**What is asked**
Records follow. Copy every line with "name".

[Data entries]
·····
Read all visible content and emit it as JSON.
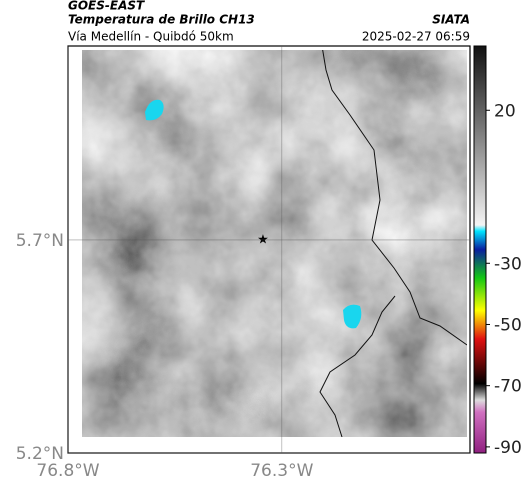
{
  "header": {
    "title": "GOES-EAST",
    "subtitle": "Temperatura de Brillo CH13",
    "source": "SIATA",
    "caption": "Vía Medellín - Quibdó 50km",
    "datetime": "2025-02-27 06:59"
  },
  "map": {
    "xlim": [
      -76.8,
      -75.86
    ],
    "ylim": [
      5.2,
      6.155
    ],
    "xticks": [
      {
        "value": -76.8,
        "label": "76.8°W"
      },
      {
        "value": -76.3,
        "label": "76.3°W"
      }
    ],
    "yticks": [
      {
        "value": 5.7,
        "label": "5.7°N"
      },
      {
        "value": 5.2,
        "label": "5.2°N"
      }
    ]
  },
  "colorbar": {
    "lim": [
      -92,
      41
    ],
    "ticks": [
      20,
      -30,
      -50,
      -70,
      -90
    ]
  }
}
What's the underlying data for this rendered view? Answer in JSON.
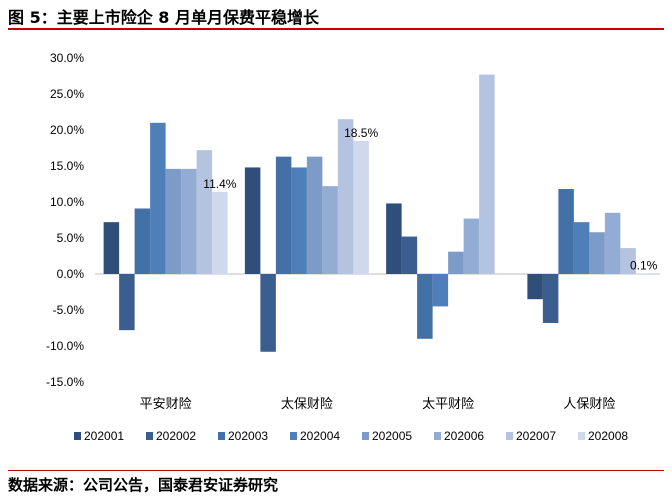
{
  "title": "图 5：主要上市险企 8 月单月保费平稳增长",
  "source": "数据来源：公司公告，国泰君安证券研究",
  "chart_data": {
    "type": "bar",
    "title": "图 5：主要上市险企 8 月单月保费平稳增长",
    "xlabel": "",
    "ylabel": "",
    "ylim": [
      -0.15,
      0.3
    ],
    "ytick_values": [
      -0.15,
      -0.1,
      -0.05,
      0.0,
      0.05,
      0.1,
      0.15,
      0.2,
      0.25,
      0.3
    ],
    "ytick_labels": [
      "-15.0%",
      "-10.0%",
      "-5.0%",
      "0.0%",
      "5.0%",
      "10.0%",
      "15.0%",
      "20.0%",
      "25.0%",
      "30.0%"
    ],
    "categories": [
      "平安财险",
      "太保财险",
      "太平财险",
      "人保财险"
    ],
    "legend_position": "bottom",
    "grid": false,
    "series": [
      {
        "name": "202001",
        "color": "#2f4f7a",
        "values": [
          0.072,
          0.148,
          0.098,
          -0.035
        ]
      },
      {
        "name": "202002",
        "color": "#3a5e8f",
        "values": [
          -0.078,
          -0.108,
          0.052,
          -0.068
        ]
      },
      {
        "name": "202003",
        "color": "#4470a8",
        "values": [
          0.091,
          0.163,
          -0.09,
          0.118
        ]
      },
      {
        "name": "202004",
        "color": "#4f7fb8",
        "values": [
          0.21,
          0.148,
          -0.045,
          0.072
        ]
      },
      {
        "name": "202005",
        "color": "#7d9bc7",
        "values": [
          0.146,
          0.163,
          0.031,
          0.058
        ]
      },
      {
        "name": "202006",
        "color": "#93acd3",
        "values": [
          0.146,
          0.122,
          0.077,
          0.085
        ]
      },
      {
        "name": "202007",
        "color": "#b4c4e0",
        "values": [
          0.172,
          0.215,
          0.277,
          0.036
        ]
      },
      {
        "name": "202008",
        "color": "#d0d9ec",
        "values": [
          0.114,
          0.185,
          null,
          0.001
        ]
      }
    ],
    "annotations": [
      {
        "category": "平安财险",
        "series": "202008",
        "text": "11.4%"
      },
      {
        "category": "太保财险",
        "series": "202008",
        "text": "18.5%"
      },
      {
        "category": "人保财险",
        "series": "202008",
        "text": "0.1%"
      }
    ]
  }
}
·····
**Exercise output**
        "name": "202001",
        "name": "202002",
        "name": "202003",
        "name": "202004",
        "name": "202005",
        "name": "202006",
        "name": "202007",
        "name": "202008",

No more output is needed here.